PROBLEM DETAILS: Repeat each line word for word.

Records from a collection:
________________________

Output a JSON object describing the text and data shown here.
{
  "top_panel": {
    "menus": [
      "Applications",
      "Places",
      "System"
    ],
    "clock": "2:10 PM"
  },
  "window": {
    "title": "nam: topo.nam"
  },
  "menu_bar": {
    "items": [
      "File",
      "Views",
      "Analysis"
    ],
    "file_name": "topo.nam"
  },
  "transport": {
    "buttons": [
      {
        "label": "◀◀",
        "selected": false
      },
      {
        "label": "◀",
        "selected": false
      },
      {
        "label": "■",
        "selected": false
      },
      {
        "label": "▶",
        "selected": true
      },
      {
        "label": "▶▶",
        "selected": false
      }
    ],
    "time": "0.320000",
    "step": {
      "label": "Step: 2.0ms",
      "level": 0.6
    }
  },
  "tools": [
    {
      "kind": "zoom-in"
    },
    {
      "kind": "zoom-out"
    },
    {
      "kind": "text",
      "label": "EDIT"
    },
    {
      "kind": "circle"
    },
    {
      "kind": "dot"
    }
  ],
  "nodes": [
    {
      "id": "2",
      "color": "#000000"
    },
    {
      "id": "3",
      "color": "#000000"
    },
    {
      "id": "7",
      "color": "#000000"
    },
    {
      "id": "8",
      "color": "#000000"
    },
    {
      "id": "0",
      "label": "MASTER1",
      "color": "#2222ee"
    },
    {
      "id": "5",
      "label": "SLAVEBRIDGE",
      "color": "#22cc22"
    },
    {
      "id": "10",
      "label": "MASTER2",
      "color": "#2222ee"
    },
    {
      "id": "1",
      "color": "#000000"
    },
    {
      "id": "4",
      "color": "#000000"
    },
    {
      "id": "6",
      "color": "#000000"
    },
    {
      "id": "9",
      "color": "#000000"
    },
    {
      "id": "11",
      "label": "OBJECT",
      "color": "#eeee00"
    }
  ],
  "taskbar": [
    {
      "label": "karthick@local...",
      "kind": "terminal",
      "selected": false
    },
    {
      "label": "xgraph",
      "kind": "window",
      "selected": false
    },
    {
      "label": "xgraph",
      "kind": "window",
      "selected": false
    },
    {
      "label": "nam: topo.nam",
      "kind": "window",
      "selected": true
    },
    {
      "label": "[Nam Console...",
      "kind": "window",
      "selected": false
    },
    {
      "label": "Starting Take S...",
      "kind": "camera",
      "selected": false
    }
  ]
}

________________________

FULL OUTPUT:
Output a JSON object describing the text and data shown here.
{
  "top_panel": {
    "menus": [
      "Applications",
      "Places",
      "System"
    ],
    "clock": "2:10 PM"
  },
  "window": {
    "title": "nam: topo.nam"
  },
  "menu_bar": {
    "items": [
      "File",
      "Views",
      "Analysis"
    ],
    "file_name": "topo.nam"
  },
  "transport": {
    "buttons": [
      {
        "label": "◀◀",
        "selected": false
      },
      {
        "label": "◀",
        "selected": false
      },
      {
        "label": "■",
        "selected": false
      },
      {
        "label": "▶",
        "selected": true
      },
      {
        "label": "▶▶",
        "selected": false
      }
    ],
    "time": "0.320000",
    "step": {
      "label": "Step: 2.0ms",
      "level": 0.6
    }
  },
  "tools": [
    {
      "kind": "zoom-in"
    },
    {
      "kind": "zoom-out"
    },
    {
      "kind": "text",
      "label": "EDIT"
    },
    {
      "kind": "circle"
    },
    {
      "kind": "dot"
    }
  ],
  "nodes": [
    {
      "id": "2",
      "color": "#000000"
    },
    {
      "id": "3",
      "color": "#000000"
    },
    {
      "id": "7",
      "color": "#000000"
    },
    {
      "id": "8",
      "color": "#000000"
    },
    {
      "id": "0",
      "label": "MASTER1",
      "color": "#2222ee"
    },
    {
      "id": "5",
      "label": "SLAVEBRIDGE",
      "color": "#22cc22"
    },
    {
      "id": "10",
      "label": "MASTER2",
      "color": "#2222ee"
    },
    {
      "id": "1",
      "color": "#000000"
    },
    {
      "id": "4",
      "color": "#000000"
    },
    {
      "id": "6",
      "color": "#000000"
    },
    {
      "id": "9",
      "color": "#000000"
    },
    {
      "id": "11",
      "label": "OBJECT",
      "color": "#eeee00"
    }
  ],
  "taskbar": [
    {
      "label": "karthick@local...",
      "kind": "terminal",
      "selected": false
    },
    {
      "label": "xgraph",
      "kind": "window",
      "selected": false
    },
    {
      "label": "xgraph",
      "kind": "window",
      "selected": false
    },
    {
      "label": "nam: topo.nam",
      "kind": "window",
      "selected": true
    },
    {
      "label": "[Nam Console...",
      "kind": "window",
      "selected": false
    },
    {
      "label": "Starting Take S...",
      "kind": "camera",
      "selected": false
    }
  ]
}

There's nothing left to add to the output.